Instructions to follow: Rewrite the rows from the first one up to and including the row containing "534, 252, 587]", changing every "bar-value-label" to "value-label" and leaving everything else untouched. Give only those rows.

__________

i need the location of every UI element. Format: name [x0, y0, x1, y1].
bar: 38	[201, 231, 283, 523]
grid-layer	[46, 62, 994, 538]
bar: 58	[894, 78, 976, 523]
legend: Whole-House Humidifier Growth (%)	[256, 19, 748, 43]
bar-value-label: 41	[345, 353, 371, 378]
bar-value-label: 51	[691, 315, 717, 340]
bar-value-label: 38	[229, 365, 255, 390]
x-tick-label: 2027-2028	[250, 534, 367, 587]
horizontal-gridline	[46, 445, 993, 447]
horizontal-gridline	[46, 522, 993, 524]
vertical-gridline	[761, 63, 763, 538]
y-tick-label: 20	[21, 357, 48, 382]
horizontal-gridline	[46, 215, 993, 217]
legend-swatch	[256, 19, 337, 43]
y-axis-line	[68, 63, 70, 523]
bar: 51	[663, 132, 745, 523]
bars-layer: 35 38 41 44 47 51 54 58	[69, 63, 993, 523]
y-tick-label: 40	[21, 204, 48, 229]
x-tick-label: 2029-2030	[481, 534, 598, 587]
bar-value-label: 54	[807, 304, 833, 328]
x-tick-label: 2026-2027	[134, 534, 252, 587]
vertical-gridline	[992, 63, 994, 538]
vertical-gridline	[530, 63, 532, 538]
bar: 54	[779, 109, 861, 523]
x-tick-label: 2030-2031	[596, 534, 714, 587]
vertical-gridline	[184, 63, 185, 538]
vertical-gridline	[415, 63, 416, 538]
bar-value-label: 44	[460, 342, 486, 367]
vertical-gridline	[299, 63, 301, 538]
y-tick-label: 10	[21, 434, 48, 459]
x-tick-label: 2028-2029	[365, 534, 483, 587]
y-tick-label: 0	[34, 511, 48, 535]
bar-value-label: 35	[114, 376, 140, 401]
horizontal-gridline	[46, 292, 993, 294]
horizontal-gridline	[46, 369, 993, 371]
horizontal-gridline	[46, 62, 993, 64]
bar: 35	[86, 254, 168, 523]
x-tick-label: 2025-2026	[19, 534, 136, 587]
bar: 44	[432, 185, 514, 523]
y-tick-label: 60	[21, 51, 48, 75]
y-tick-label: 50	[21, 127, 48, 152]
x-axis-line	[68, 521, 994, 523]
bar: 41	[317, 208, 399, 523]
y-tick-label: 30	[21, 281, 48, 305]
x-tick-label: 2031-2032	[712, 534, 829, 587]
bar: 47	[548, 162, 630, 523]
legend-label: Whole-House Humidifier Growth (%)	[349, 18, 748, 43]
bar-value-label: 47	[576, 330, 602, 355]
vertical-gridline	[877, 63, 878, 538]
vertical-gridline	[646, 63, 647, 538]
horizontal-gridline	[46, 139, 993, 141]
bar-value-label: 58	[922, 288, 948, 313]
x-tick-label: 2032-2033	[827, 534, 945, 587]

__________

The result:
i need the location of every UI element. Format: name [x0, y0, x1, y1].
bar: 38	[201, 231, 283, 523]
grid-layer	[46, 62, 994, 538]
bar: 58	[894, 78, 976, 523]
legend: Whole-House Humidifier Growth (%)	[256, 19, 748, 43]
value-label: 41	[345, 353, 371, 378]
value-label: 51	[691, 315, 717, 340]
value-label: 38	[229, 365, 255, 390]
x-tick-label: 2027-2028	[250, 534, 367, 587]
horizontal-gridline	[46, 445, 993, 447]
horizontal-gridline	[46, 522, 993, 524]
vertical-gridline	[761, 63, 763, 538]
y-tick-label: 20	[21, 357, 48, 382]
horizontal-gridline	[46, 215, 993, 217]
legend-swatch	[256, 19, 337, 43]
y-axis-line	[68, 63, 70, 523]
bar: 51	[663, 132, 745, 523]
bars-layer: 35 38 41 44 47 51 54 58	[69, 63, 993, 523]
y-tick-label: 40	[21, 204, 48, 229]
x-tick-label: 2029-2030	[481, 534, 598, 587]
value-label: 54	[807, 304, 833, 328]
x-tick-label: 2026-2027	[134, 534, 252, 587]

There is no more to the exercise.